• [To do]:
Only the lines holding the string "with" are needed. Copy each one.
=-=-=-=-=
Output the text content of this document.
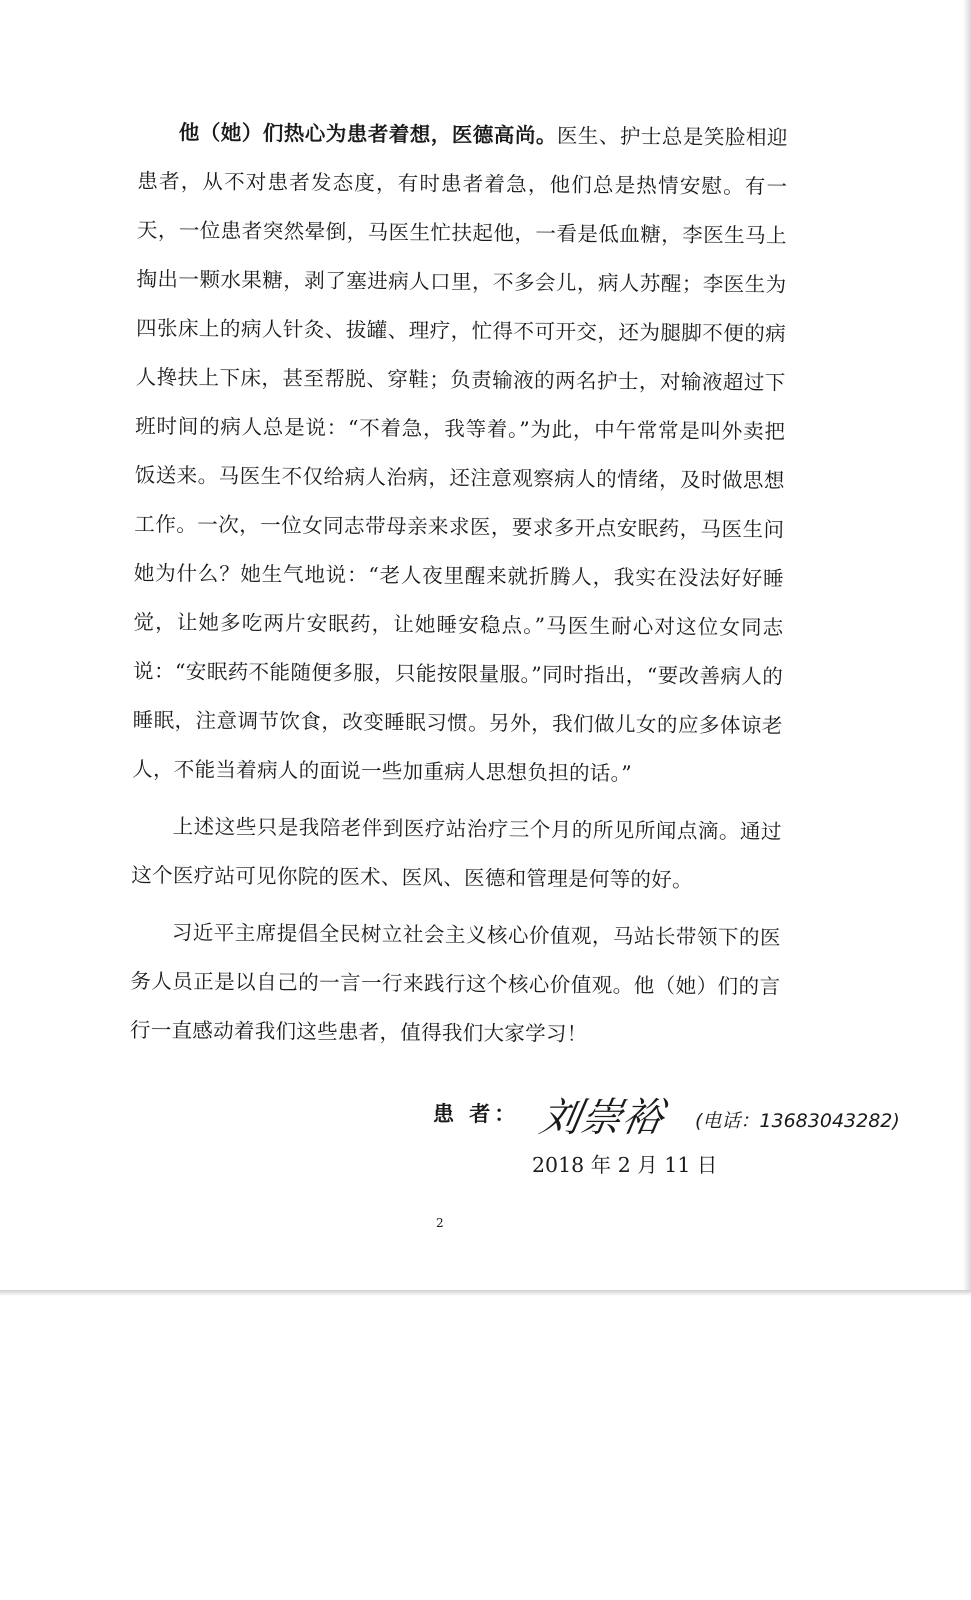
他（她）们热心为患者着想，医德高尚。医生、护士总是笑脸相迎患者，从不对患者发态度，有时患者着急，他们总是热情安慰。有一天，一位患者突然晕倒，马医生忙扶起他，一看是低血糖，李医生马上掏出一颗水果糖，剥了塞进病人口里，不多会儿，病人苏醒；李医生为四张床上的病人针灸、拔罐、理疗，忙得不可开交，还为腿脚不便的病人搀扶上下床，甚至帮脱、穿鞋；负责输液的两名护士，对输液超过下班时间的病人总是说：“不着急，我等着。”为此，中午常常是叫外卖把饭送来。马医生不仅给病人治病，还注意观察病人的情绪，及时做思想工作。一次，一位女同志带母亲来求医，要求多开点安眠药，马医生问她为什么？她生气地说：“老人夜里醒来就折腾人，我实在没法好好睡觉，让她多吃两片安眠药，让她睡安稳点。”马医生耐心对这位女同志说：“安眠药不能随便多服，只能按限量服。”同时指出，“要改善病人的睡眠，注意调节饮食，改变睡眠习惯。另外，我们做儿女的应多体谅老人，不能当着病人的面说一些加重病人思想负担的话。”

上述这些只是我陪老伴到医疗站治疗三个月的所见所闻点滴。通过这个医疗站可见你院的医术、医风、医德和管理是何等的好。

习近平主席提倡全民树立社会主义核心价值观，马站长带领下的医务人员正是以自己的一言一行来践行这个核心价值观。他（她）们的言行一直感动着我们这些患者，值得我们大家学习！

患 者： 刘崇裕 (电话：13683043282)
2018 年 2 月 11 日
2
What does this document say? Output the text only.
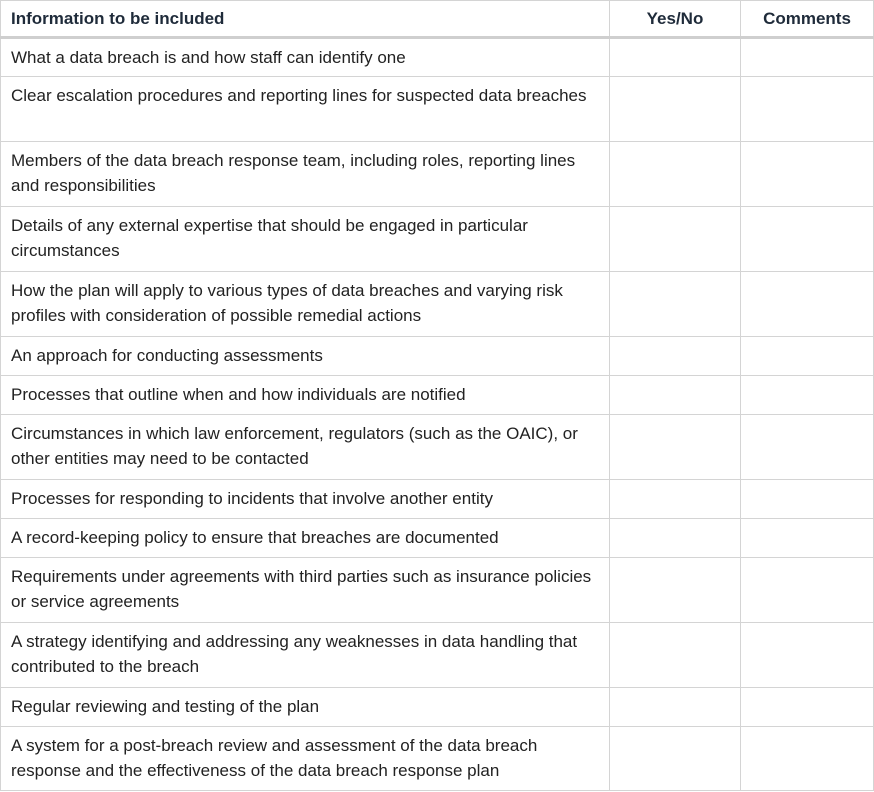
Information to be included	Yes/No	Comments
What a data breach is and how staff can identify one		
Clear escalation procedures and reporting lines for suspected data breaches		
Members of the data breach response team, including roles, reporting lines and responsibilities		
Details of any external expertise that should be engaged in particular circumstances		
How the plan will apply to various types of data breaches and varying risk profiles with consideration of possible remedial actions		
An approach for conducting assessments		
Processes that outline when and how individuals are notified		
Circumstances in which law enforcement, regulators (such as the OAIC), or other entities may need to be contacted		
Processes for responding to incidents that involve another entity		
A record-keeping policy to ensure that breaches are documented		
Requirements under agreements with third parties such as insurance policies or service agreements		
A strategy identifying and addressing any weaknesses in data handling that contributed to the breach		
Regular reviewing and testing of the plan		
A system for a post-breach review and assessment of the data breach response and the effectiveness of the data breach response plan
=-=-=-=-=
• [Answer to this task]:
How the plan will apply to various types of data breaches and varying risk profiles with consideration of possible remedial actions		
Requirements under agreements with third parties such as insurance policies or service agreements		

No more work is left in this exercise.